# DOCUMENT TEXT
'''

We’ve broken down what you need to have a successful destination marketing strategy built around a cocktail trail — in 3 easy steps.
What is a Cocktail Trail?
A cocktail trail is a carefully curated list of bars and beverages to try at your destination, created by Destination Marketing Organizations (DMOs). This authoritative marketing content is designed to influence visitors’ experiences and drive foot traffic to local venues.
Step 1: Identify Your Hook
Every destination has a unique story. Finding the perfect hook for your cocktail trail attracts the right travelers. Examples: highlighting hidden gems, women and minority-owned bars, lesser-known spots to spread crowds, emerging neighborhoods, local or seasonal trends, or cocktails invented at your destination.
Real examples: Kingsport, TN (birthplace of the Long Island Iced Tea), New Orleans (Sazerac, Hurricane, jazz culture), Key West (Rum Runners and pirate history). The same hook logic applies to beer trails — the Santa Rosa Beer Passport built its hook around FeBREWary, turning Sonoma County’s slowest month into a gamified 16-brewery challenge that’s now in its 10th year.
Step 2: Pay Attention to Cocktail Trends
Trend #1 — Behind-the-Scenes Distillery Tours: VIP experiences showing the craftsmanship behind every sip — distillation process, local ingredient selection, bespoke cocktail classes. These foster community and encourage return visits.
Trend #2 — Speakeasies: Add mystery and intrigue. Create check-in challenges that unlock passwords and directions to the first speakeasy, with clues guiding participants through the trail. Top spots: Angel’s Share (NYC), The Laundry Room (Las Vegas), The Velvet Tango Room (Cleveland).

'''

# AVAILABLE DATA
'''

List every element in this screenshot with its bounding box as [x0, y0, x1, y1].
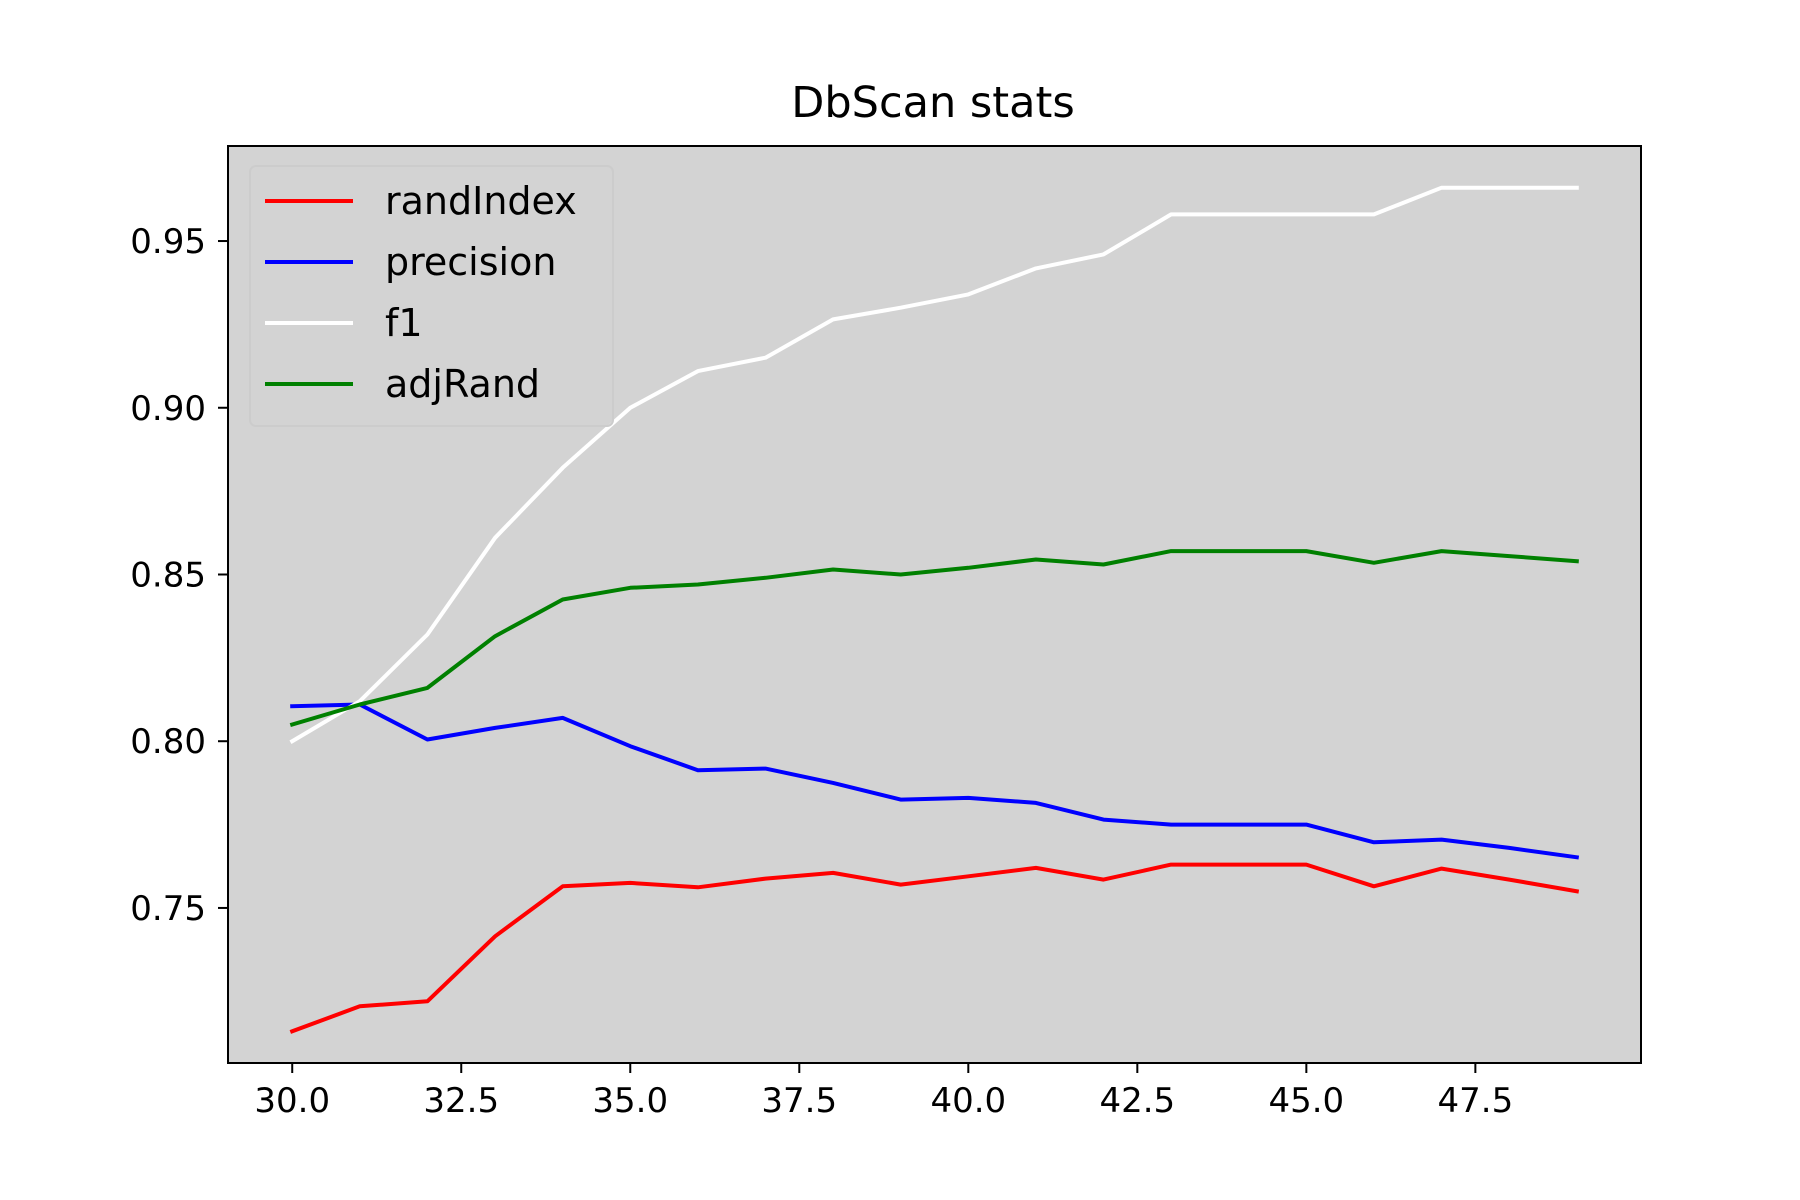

'''

# GOALS
1. In the cocktail trail text, which place is named as the birthplace of the Long Island Iced Tea?
2. Summarize the cocktail trail text in two sentences.
3. Continue the cocktail trail text with the next passage after its last sentence.

# THE REPLIES
1. Kingsport, TN.

2. A cocktail trail is a curated list of bars and beverages that Destination Marketing Organizations create to shape visitors' experiences and drive foot traffic to local venues. Building one starts with finding a hook based on the destination's unique story and following cocktail trends such as behind-the-scenes distillery tours and speakeasies.

3.
Trend #3 — The Mocktail Movement: Weave in non-alcoholic stops — cafes, juice bars, tea shops, soda shops — for inclusivity and pacing. Zero-proof bars like Hekate (NYC), Honey Elixir (Denver), and Sans Bar (Austin) are leading this movement.
Trend #4 — Make a Scene: Smoked cocktails, flaming concoctions, edible flowers — Instagrammable drinks drive organic social sharing. Highlight these in guides and campaigns.
Step 3: Focus on Your Destination Marketing Goals
Align your cocktail trail with clear objectives: differentiate your destination, fight low seasonality, encourage local spending, increase revenue, and tell your destination’s story through creative trails that boost tourism.
A real-world example at its most ambitious: the J. Rieger & Co. Raise a Cup Cocktail Trail was built specifically to capture 650,000 FIFA World Cup visitors flowing through Kansas City. The historic distillery partnered with Seeker XP to turn the city into a gamified bar trail, driving badge-earning explorers to the distillery door. That’s a cocktail trail solving a seasonality spike rather than a slump — same mechanics, different goal.
A cocktail trail also pairs naturally with other seasonal food-and-beverage campaigns. Many DMOs run a Restaurant Week pass earlier in the year and bring those same diners back for a cocktail trail — one platform, multiple campaigns, a growing first-party database.
The next time someone says alcohol can’t solve your destination marketing problems, show them how you crushed your goals with immersive experiences, storytelling, and community engagement one cocktail at a time.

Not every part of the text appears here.